**STATED PROBLEM 1:**
Answer these from the Form 10-K excerpt below:
(a) Under what symbol are LSI's shares of common stock traded?
(b) What was the Company's indicated annual cash dividend rate at the end of fiscal 2022?
(c) Up to what amount may the Company repurchase under the program announced on April 28, 2022?

[DOCUMENT EXCERPT start]

See Note 14 of Notes to the Consolidated Financial Statements beginning on page 42 of this Form 10-K.

 

ITEM 4. MINE SAFETY DISCLOSURES

 

Not applicable.

 

-17-

 

 

PART II

 

ITEM 5. MARKET FOR REGISTRANT’S COMMON EQUITY, RELATED STOCKHOLDER MATTERS AND ISSUER PURCHASES OF EQUITY SECURITIES

 

LSI’s shares of common stock are traded on the NASDAQ Global Select Market under the symbol “LYTS.” At August 31, 2022, there were approximately 581shareholders of record. The Company believes this represents approximately 3,000 beneficial shareholders.

 

 

The Company’s Board of Directors has adopted a dividend policy which indicates that dividends will be determined by the Board of Directors in its discretion based upon its evaluation of earnings, cash flow requirements, financial condition, debt levels, stock repurchases, future business developments and opportunities, and other factors deemed relevant by the Board of Directors. The Company has paid annual cash dividends beginning in fiscal 1987 through fiscal 1994, and quarterly cash dividends since fiscal 1995. The Company’s indicated annual rate for payment of a cash dividend at the end of fiscal 2022 was $0.20 per share.

 

On April 28, 2022, the Company announced that its Board of Directors authorized a new share repurchase program under which the Company may repurchase up to $15 million of its outstanding shares of common stock in the open market, in accordance with all applicable securities laws and regulations, including Rule 10b-18 of the Securities Exchange Act of 1934, as amended. The Company’s decision to repurchase its shares, as well as the timing of such repurchases, will depend on a variety of factors, including the ongoing assessment of the Company’s capital needs, the market price of the Company’s common stock, general market conditions and other corporate considerations, as determined by management. The repurchase program may be suspended or discontinued at any time. The Company did not repurchase any shares in the fiscal year ended June 30, 2022.

 

ITEM 6. [RESERVED]

 

ITEM 7. MANAGEMENT’S DISCUSSION AND ANALYSIS OF FINANCIAL CONDITION AND RESULTS OF OPERATIONS

 

“Management’s Discussion and Analysis of Financial Condition and Results of Operations” appears on pages 25 through 31 of this Form 10-K.

[DOCUMENT EXCERPT end]
[ENTRIES SHOWN start]

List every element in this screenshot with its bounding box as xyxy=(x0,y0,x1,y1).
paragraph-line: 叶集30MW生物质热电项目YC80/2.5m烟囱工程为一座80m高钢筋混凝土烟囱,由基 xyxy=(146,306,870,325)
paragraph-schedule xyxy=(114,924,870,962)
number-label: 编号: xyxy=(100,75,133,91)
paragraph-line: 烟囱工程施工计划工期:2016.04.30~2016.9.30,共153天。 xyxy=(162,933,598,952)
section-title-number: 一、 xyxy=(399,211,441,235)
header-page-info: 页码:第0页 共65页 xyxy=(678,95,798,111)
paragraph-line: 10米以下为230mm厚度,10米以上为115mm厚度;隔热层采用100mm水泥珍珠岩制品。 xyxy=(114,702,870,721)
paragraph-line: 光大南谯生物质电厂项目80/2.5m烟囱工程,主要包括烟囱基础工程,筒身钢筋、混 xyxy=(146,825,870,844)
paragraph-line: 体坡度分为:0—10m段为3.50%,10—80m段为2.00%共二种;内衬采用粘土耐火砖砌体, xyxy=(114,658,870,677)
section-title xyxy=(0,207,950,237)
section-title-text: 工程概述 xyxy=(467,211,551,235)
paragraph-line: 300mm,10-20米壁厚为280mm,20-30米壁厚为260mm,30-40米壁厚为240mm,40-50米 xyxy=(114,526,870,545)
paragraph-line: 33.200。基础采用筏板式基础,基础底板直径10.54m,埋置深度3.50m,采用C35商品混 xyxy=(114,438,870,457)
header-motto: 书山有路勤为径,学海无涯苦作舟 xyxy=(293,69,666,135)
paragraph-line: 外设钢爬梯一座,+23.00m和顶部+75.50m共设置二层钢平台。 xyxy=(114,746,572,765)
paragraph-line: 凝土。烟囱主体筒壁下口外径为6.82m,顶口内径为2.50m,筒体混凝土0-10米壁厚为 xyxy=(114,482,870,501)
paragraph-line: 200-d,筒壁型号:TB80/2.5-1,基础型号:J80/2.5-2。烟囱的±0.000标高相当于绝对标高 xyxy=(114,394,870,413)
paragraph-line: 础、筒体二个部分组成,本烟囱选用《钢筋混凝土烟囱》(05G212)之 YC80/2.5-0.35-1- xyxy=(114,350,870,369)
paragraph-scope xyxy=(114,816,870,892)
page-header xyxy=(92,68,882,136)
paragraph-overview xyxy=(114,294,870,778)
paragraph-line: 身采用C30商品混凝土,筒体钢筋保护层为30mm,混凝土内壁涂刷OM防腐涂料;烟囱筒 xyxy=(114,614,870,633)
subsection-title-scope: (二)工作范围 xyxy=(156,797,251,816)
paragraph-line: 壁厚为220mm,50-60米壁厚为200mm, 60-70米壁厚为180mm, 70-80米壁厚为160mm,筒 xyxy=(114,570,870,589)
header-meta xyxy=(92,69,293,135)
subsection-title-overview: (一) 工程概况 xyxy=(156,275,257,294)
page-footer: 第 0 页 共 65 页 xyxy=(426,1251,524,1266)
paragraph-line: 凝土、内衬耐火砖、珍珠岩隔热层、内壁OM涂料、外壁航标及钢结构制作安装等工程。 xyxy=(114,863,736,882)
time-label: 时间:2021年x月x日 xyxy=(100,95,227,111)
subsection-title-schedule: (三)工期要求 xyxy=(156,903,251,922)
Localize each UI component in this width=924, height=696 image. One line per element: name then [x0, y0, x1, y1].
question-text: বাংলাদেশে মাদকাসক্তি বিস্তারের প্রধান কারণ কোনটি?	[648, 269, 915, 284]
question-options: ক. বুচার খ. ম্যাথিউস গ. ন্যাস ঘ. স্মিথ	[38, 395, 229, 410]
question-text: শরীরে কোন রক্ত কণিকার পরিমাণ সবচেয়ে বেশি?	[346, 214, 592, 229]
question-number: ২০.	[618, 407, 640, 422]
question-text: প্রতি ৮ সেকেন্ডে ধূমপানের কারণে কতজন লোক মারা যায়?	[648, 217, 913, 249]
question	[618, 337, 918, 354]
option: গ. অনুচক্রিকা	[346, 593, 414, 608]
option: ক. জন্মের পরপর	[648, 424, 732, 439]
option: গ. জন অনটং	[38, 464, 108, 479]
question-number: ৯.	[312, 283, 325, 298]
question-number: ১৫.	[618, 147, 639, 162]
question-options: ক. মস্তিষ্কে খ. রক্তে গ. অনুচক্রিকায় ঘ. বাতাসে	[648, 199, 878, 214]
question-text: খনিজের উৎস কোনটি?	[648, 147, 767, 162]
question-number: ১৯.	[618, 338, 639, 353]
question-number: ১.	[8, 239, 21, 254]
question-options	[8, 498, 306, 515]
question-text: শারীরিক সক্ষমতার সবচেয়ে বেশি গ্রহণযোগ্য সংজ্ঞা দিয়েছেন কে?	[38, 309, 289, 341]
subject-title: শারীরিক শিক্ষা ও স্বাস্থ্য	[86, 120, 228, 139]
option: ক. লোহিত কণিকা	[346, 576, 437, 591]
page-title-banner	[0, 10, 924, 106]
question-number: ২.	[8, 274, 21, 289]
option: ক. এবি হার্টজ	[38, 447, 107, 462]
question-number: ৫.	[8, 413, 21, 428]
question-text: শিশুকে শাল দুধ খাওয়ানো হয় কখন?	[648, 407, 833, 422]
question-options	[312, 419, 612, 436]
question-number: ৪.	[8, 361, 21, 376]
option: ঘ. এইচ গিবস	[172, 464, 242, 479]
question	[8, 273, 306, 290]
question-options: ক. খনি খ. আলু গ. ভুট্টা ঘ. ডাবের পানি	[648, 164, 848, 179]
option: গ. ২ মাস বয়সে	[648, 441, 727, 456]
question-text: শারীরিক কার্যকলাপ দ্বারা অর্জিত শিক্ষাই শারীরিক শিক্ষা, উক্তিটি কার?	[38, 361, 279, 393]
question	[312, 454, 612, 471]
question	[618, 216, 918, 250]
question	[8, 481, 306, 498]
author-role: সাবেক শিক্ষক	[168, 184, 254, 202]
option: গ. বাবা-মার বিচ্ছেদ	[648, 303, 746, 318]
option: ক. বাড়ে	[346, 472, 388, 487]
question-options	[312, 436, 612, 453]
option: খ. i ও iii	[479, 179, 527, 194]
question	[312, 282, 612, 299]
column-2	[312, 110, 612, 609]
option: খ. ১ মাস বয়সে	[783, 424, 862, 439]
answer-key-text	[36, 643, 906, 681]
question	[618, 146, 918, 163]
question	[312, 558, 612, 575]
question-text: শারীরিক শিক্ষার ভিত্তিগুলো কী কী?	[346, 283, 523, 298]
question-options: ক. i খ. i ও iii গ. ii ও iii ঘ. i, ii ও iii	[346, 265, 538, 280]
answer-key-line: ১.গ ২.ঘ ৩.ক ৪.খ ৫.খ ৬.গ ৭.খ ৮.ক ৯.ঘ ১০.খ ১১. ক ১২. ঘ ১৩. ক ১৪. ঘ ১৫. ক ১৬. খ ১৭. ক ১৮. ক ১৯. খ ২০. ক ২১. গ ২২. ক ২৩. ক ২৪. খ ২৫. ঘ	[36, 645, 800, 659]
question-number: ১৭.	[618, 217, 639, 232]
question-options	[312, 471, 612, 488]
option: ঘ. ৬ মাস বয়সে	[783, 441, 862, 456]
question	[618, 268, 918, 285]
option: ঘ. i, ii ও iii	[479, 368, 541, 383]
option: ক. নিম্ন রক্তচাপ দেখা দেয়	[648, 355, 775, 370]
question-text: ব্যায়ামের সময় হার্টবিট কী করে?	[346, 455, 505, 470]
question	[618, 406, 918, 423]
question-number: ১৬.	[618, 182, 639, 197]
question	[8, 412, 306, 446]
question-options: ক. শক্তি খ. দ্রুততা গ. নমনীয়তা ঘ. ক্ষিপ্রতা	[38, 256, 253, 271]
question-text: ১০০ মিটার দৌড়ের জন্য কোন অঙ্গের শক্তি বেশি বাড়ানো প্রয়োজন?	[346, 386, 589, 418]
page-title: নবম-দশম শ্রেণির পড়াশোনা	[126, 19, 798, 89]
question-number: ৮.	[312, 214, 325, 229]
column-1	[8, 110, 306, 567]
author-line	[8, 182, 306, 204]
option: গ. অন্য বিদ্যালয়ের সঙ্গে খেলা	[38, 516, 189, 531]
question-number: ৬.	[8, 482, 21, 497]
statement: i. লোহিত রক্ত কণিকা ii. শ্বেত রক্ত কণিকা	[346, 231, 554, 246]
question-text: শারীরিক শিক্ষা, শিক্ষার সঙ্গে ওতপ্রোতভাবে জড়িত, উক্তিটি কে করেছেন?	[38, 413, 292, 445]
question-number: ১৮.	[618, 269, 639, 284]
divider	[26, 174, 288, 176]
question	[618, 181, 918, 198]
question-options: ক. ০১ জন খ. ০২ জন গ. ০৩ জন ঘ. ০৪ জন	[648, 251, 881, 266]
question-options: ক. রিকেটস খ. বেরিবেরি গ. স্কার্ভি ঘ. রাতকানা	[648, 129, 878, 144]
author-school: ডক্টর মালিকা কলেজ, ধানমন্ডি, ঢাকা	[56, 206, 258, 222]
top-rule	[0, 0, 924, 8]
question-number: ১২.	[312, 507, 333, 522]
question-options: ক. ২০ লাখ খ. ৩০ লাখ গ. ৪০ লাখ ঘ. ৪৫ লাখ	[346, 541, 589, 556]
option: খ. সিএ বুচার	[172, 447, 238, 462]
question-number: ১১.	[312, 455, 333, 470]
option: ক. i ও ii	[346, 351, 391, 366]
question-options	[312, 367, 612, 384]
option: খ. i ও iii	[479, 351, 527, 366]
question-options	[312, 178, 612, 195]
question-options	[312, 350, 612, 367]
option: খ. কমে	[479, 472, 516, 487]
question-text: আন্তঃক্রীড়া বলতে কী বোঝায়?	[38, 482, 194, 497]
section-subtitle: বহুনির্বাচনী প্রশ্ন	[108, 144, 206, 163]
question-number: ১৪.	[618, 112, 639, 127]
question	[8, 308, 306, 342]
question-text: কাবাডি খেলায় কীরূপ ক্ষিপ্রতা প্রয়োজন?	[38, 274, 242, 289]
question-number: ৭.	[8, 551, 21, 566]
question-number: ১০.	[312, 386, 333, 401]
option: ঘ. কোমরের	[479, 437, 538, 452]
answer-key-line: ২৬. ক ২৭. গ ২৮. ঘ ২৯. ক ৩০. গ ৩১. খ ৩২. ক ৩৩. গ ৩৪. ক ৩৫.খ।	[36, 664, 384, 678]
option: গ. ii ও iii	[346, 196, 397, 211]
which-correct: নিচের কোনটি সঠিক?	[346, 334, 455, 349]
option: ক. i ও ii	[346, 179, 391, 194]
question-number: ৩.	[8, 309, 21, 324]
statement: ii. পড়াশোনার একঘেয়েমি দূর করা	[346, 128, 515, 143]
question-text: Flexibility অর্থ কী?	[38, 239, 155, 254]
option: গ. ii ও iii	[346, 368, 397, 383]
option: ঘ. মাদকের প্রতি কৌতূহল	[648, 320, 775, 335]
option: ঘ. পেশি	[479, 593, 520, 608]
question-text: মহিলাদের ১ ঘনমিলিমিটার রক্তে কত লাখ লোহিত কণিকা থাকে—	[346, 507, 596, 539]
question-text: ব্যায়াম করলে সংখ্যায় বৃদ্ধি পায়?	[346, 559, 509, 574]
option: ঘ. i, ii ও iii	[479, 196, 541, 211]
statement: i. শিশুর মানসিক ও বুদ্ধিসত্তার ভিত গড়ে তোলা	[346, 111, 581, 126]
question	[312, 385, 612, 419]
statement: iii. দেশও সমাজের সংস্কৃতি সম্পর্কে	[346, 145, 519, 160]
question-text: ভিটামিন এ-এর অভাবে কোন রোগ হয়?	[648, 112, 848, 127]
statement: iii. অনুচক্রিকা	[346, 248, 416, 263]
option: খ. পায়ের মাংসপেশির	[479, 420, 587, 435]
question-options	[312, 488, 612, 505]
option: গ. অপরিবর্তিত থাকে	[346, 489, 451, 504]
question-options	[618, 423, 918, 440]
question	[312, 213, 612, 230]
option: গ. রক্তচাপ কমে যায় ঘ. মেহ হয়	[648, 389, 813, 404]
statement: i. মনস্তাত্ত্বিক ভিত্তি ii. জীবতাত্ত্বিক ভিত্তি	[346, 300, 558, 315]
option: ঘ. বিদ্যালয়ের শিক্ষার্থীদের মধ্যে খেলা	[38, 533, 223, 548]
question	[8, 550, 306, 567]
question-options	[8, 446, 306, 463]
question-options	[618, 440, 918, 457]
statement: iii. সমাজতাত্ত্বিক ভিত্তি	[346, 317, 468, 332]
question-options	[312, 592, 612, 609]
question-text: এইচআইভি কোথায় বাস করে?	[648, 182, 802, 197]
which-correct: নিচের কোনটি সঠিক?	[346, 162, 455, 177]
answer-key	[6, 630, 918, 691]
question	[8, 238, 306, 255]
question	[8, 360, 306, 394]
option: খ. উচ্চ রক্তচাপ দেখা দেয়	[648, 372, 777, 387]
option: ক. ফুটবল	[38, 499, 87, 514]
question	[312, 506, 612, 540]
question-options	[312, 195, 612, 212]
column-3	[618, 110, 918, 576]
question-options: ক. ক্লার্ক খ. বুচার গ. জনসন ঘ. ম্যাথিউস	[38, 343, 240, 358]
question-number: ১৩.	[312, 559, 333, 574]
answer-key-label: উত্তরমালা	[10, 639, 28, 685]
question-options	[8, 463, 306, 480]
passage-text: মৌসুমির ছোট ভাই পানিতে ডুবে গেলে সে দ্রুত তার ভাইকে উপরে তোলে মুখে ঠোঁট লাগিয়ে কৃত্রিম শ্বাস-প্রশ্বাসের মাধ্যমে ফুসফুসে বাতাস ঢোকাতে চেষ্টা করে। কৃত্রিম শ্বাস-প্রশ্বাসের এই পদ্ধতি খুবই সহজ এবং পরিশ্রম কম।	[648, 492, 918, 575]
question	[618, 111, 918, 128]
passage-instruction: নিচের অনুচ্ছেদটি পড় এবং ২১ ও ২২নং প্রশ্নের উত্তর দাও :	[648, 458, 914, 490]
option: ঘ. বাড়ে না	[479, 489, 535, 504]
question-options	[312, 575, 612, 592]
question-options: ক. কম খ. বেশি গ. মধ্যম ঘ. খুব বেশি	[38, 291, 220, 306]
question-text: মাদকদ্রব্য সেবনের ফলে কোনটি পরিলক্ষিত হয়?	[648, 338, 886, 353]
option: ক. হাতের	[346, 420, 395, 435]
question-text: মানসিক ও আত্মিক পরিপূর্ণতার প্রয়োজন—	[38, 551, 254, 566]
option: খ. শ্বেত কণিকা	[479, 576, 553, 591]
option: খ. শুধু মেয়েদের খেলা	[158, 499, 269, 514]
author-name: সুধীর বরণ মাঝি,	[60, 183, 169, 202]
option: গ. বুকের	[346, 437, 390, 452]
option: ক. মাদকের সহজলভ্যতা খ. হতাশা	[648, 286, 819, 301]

[ENTRIES SHOWN end]

**STATED PROBLEM 2:**
In the records, swap "paragraph-line" for "text-line" on every line starting at the first one and ending at the line containing "header-meta xyxy=(92,69,293,135)", then write out those lines with nothing else altered.

**REPLY 1:**
(a) LYTS
(b) $0.20 per share
(c) Up to $15 million of its outstanding shares of common stock

**REPLY 2:**
List every element in this screenshot with its bounding box as xyxy=(x0,y0,x1,y1).
text-line: 叶集30MW生物质热电项目YC80/2.5m烟囱工程为一座80m高钢筋混凝土烟囱,由基 xyxy=(146,306,870,325)
paragraph-schedule xyxy=(114,924,870,962)
number-label: 编号: xyxy=(100,75,133,91)
text-line: 烟囱工程施工计划工期:2016.04.30~2016.9.30,共153天。 xyxy=(162,933,598,952)
section-title-number: 一、 xyxy=(399,211,441,235)
header-page-info: 页码:第0页 共65页 xyxy=(678,95,798,111)
text-line: 10米以下为230mm厚度,10米以上为115mm厚度;隔热层采用100mm水泥珍珠岩制品。 xyxy=(114,702,870,721)
text-line: 光大南谯生物质电厂项目80/2.5m烟囱工程,主要包括烟囱基础工程,筒身钢筋、混 xyxy=(146,825,870,844)
text-line: 体坡度分为:0—10m段为3.50%,10—80m段为2.00%共二种;内衬采用粘土耐火砖砌体, xyxy=(114,658,870,677)
section-title xyxy=(0,207,950,237)
section-title-text: 工程概述 xyxy=(467,211,551,235)
text-line: 300mm,10-20米壁厚为280mm,20-30米壁厚为260mm,30-40米壁厚为240mm,40-50米 xyxy=(114,526,870,545)
text-line: 33.200。基础采用筏板式基础,基础底板直径10.54m,埋置深度3.50m,采用C35商品混 xyxy=(114,438,870,457)
header-motto: 书山有路勤为径,学海无涯苦作舟 xyxy=(293,69,666,135)
text-line: 外设钢爬梯一座,+23.00m和顶部+75.50m共设置二层钢平台。 xyxy=(114,746,572,765)
text-line: 凝土。烟囱主体筒壁下口外径为6.82m,顶口内径为2.50m,筒体混凝土0-10米壁厚为 xyxy=(114,482,870,501)
text-line: 200-d,筒壁型号:TB80/2.5-1,基础型号:J80/2.5-2。烟囱的±0.000标高相当于绝对标高 xyxy=(114,394,870,413)
text-line: 础、筒体二个部分组成,本烟囱选用《钢筋混凝土烟囱》(05G212)之 YC80/2.5-0.35-1- xyxy=(114,350,870,369)
paragraph-scope xyxy=(114,816,870,892)
page-header xyxy=(92,68,882,136)
paragraph-overview xyxy=(114,294,870,778)
text-line: 身采用C30商品混凝土,筒体钢筋保护层为30mm,混凝土内壁涂刷OM防腐涂料;烟囱筒 xyxy=(114,614,870,633)
subsection-title-scope: (二)工作范围 xyxy=(156,797,251,816)
text-line: 壁厚为220mm,50-60米壁厚为200mm, 60-70米壁厚为180mm, 70-80米壁厚为160mm,筒 xyxy=(114,570,870,589)
header-meta xyxy=(92,69,293,135)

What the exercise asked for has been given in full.